GOAL
Reproduce every line of the listing as written, apart from the pictures.

DATASET EXCERPTS
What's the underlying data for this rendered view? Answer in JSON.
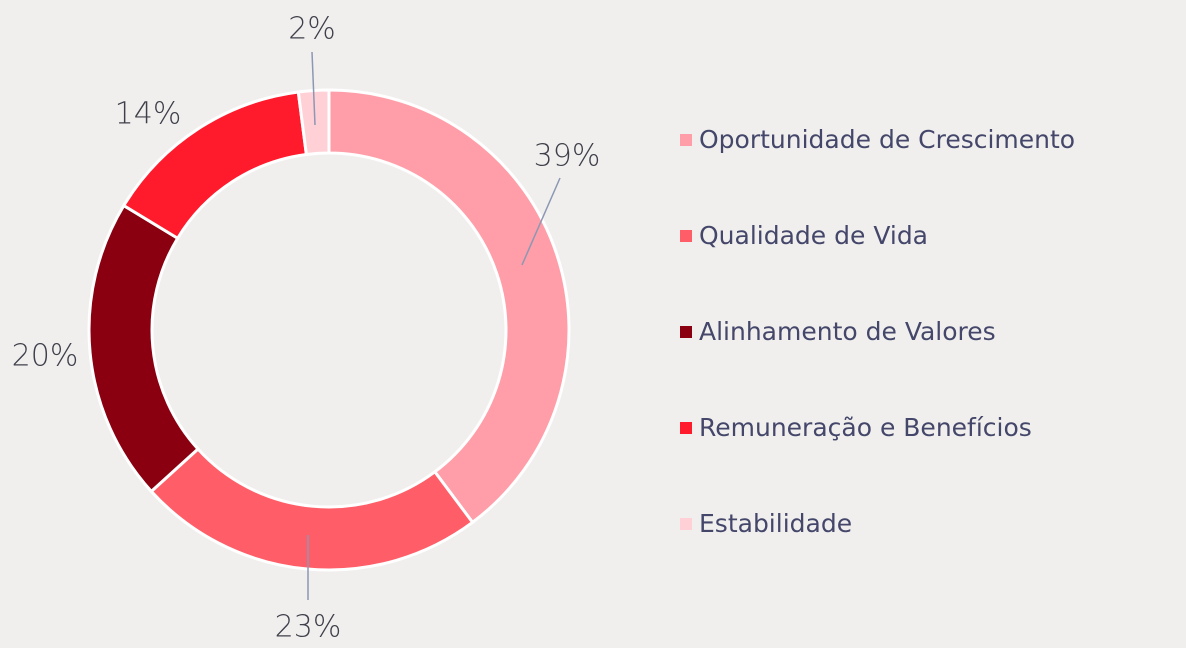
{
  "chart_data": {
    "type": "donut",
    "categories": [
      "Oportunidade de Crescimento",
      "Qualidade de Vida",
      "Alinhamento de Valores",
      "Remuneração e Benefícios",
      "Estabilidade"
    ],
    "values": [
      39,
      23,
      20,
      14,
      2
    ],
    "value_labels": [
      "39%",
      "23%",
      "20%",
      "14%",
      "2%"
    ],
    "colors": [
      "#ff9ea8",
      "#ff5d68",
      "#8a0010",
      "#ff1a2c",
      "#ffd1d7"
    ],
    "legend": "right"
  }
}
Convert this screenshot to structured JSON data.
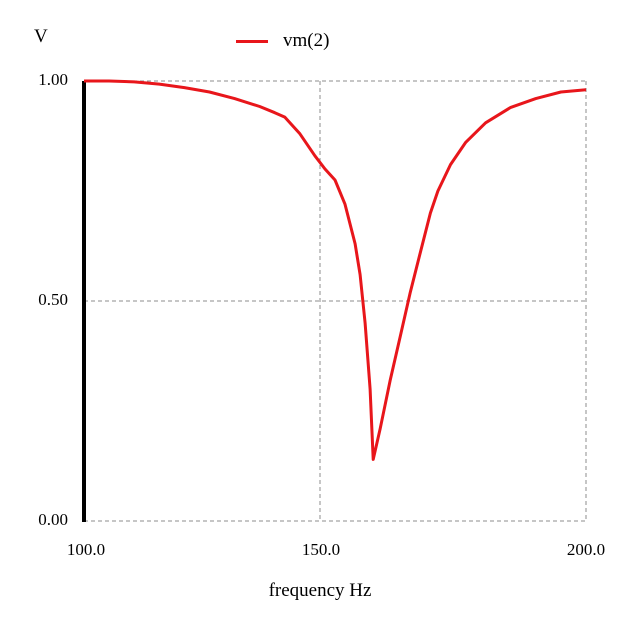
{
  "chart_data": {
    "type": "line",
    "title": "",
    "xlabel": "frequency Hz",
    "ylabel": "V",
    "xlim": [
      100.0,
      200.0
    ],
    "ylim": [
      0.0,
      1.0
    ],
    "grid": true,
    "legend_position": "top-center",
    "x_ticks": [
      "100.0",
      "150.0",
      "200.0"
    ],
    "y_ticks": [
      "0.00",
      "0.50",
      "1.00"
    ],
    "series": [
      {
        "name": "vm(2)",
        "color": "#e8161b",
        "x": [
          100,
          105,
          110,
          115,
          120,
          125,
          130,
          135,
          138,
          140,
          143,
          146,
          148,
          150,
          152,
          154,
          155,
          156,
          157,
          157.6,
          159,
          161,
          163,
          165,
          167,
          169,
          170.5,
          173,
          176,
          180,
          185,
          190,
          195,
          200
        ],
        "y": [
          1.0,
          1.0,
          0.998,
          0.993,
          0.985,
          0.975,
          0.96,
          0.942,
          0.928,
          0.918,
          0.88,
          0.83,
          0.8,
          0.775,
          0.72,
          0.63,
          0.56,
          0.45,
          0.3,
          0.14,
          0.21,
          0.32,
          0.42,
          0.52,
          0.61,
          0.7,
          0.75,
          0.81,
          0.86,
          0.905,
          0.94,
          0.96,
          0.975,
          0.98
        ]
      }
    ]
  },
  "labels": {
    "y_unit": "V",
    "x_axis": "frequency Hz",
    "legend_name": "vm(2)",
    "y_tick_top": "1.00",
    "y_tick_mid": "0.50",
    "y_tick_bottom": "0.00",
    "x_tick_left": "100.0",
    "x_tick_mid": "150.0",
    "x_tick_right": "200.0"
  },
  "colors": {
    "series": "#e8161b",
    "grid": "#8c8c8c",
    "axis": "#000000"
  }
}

COMPLETED TASK
What's the underlying data for this rendered view? Answer in JSON.
{
  "chart_data": {
    "type": "donut",
    "categories": [
      "Oportunidade de Crescimento",
      "Qualidade de Vida",
      "Alinhamento de Valores",
      "Remuneração e Benefícios",
      "Estabilidade"
    ],
    "values": [
      39,
      23,
      20,
      14,
      2
    ],
    "value_labels": [
      "39%",
      "23%",
      "20%",
      "14%",
      "2%"
    ],
    "colors": [
      "#ff9ea8",
      "#ff5d68",
      "#8a0010",
      "#ff1a2c",
      "#ffd1d7"
    ],
    "legend": "right"
  }
}
Convert this screenshot to structured JSON data.
{
  "chart_data": {
    "type": "line",
    "title": "",
    "xlabel": "frequency Hz",
    "ylabel": "V",
    "xlim": [
      100.0,
      200.0
    ],
    "ylim": [
      0.0,
      1.0
    ],
    "grid": true,
    "legend_position": "top-center",
    "x_ticks": [
      "100.0",
      "150.0",
      "200.0"
    ],
    "y_ticks": [
      "0.00",
      "0.50",
      "1.00"
    ],
    "series": [
      {
        "name": "vm(2)",
        "color": "#e8161b",
        "x": [
          100,
          105,
          110,
          115,
          120,
          125,
          130,
          135,
          138,
          140,
          143,
          146,
          148,
          150,
          152,
          154,
          155,
          156,
          157,
          157.6,
          159,
          161,
          163,
          165,
          167,
          169,
          170.5,
          173,
          176,
          180,
          185,
          190,
          195,
          200
        ],
        "y": [
          1.0,
          1.0,
          0.998,
          0.993,
          0.985,
          0.975,
          0.96,
          0.942,
          0.928,
          0.918,
          0.88,
          0.83,
          0.8,
          0.775,
          0.72,
          0.63,
          0.56,
          0.45,
          0.3,
          0.14,
          0.21,
          0.32,
          0.42,
          0.52,
          0.61,
          0.7,
          0.75,
          0.81,
          0.86,
          0.905,
          0.94,
          0.96,
          0.975,
          0.98
        ]
      }
    ]
  },
  "labels": {
    "y_unit": "V",
    "x_axis": "frequency Hz",
    "legend_name": "vm(2)",
    "y_tick_top": "1.00",
    "y_tick_mid": "0.50",
    "y_tick_bottom": "0.00",
    "x_tick_left": "100.0",
    "x_tick_mid": "150.0",
    "x_tick_right": "200.0"
  },
  "colors": {
    "series": "#e8161b",
    "grid": "#8c8c8c",
    "axis": "#000000"
  }
}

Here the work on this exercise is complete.